Exercise :: Check every line below for the word "масло" and copy each one that has it.
---------- Excerpted data
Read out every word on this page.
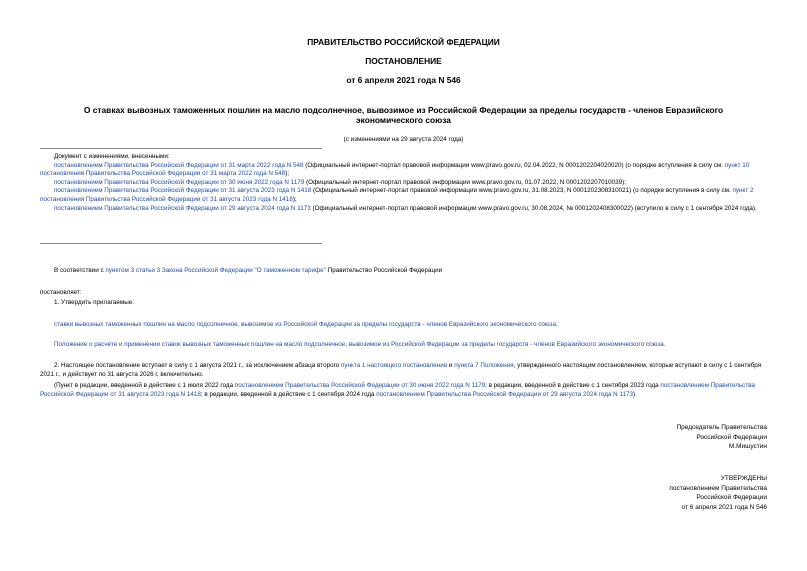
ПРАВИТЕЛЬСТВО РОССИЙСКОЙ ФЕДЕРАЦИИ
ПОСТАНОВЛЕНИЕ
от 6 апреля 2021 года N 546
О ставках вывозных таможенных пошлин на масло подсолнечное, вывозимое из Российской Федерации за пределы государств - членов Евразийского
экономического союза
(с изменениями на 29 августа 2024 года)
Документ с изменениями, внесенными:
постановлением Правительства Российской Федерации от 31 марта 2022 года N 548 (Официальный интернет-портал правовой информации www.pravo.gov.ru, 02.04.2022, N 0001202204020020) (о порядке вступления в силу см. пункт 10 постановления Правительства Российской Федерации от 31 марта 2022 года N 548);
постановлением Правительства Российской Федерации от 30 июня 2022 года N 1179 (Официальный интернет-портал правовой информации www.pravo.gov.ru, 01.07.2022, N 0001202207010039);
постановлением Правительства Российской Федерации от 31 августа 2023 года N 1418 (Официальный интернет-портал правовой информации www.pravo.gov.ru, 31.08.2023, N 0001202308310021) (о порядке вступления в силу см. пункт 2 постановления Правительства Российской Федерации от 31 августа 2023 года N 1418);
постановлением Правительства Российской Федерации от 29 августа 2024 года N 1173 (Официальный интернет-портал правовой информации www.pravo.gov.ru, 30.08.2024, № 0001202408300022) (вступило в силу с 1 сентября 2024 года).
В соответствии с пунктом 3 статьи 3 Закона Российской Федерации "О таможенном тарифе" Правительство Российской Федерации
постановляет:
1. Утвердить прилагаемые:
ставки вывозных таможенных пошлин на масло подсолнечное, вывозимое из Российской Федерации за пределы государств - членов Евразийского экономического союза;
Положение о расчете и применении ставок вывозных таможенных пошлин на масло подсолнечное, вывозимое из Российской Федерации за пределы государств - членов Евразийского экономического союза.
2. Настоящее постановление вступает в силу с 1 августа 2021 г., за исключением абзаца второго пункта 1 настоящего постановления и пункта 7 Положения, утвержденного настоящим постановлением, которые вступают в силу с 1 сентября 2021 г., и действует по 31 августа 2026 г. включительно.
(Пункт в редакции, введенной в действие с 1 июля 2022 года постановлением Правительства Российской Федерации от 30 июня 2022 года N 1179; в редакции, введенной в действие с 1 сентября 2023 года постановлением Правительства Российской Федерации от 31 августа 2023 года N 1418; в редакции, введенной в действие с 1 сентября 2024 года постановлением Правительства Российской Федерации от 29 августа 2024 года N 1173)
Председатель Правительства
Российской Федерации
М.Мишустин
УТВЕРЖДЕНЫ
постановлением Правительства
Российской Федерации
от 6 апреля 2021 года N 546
--------------------
---------- Excerpted data
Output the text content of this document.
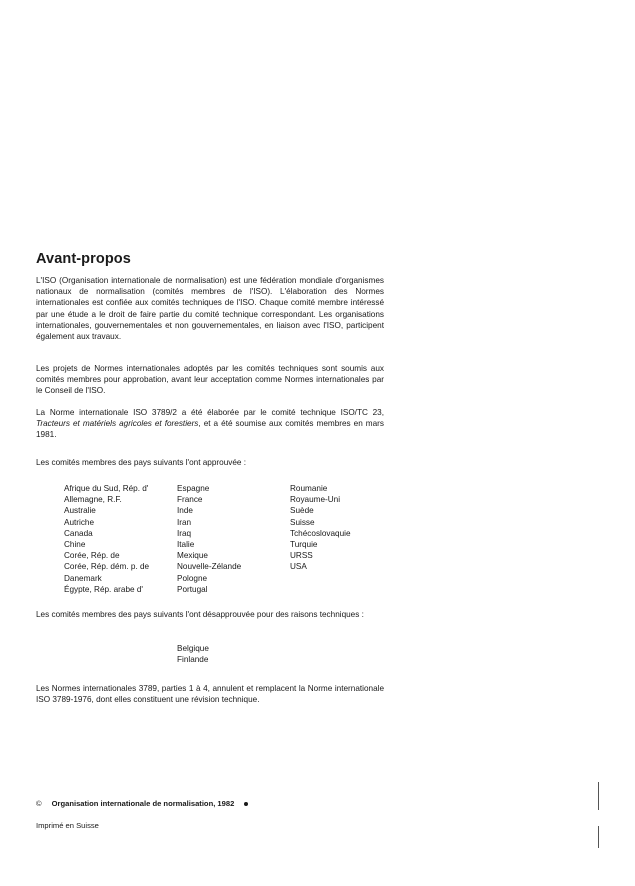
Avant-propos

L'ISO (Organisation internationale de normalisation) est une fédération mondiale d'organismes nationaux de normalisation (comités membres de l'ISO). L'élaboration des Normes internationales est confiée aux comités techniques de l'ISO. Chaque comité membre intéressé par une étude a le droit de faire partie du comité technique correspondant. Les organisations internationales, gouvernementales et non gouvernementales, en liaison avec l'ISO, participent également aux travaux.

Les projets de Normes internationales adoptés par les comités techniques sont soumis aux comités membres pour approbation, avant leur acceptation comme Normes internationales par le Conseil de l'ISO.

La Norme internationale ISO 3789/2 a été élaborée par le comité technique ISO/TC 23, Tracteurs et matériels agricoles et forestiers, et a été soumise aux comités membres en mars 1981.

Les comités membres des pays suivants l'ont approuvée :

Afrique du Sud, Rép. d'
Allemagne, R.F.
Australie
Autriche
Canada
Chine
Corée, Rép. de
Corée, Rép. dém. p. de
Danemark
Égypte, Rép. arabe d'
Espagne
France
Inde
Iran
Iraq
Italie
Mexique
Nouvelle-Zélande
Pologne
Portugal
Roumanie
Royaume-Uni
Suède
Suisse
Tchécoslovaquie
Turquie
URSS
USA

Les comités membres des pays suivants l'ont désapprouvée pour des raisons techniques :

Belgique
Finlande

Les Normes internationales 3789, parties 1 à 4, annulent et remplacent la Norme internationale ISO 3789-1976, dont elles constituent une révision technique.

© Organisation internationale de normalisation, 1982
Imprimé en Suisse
--------------------
Exercise result ::
О ставках вывозных таможенных пошлин на масло подсолнечное, вывозимое из Российской Федерации за пределы государств - членов Евразийского
ставки вывозных таможенных пошлин на масло подсолнечное, вывозимое из Российской Федерации за пределы государств - членов Евразийского экономического союза;
Положение о расчете и применении ставок вывозных таможенных пошлин на масло подсолнечное, вывозимое из Российской Федерации за пределы государств - членов Евразийского экономического союза.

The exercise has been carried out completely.